*Provided information*
--------------------------------
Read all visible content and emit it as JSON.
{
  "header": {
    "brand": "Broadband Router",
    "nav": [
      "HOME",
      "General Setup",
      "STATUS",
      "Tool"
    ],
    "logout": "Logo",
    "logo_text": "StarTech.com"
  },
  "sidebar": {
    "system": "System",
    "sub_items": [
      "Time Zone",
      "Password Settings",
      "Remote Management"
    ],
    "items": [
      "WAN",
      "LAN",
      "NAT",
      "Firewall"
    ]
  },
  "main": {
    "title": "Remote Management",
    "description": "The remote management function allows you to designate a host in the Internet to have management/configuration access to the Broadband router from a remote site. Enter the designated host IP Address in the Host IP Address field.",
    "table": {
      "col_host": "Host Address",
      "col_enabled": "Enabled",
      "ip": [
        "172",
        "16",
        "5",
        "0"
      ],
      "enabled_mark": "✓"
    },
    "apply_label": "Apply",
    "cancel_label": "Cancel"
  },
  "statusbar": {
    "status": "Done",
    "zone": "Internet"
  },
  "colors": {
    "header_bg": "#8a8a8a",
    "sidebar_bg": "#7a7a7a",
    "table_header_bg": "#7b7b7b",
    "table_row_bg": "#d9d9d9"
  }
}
--------------------------------
*Short exercise*
Type out the material again exactly as presented.

*Task response*
Read all visible content and emit it as JSON.
{
  "header": {
    "brand": "Broadband Router",
    "nav": [
      "HOME",
      "General Setup",
      "STATUS",
      "Tool"
    ],
    "logout": "Logo",
    "logo_text": "StarTech.com"
  },
  "sidebar": {
    "system": "System",
    "sub_items": [
      "Time Zone",
      "Password Settings",
      "Remote Management"
    ],
    "items": [
      "WAN",
      "LAN",
      "NAT",
      "Firewall"
    ]
  },
  "main": {
    "title": "Remote Management",
    "description": "The remote management function allows you to designate a host in the Internet to have management/configuration access to the Broadband router from a remote site. Enter the designated host IP Address in the Host IP Address field.",
    "table": {
      "col_host": "Host Address",
      "col_enabled": "Enabled",
      "ip": [
        "172",
        "16",
        "5",
        "0"
      ],
      "enabled_mark": "✓"
    },
    "apply_label": "Apply",
    "cancel_label": "Cancel"
  },
  "statusbar": {
    "status": "Done",
    "zone": "Internet"
  },
  "colors": {
    "header_bg": "#8a8a8a",
    "sidebar_bg": "#7a7a7a",
    "table_header_bg": "#7b7b7b",
    "table_row_bg": "#d9d9d9"
  }
}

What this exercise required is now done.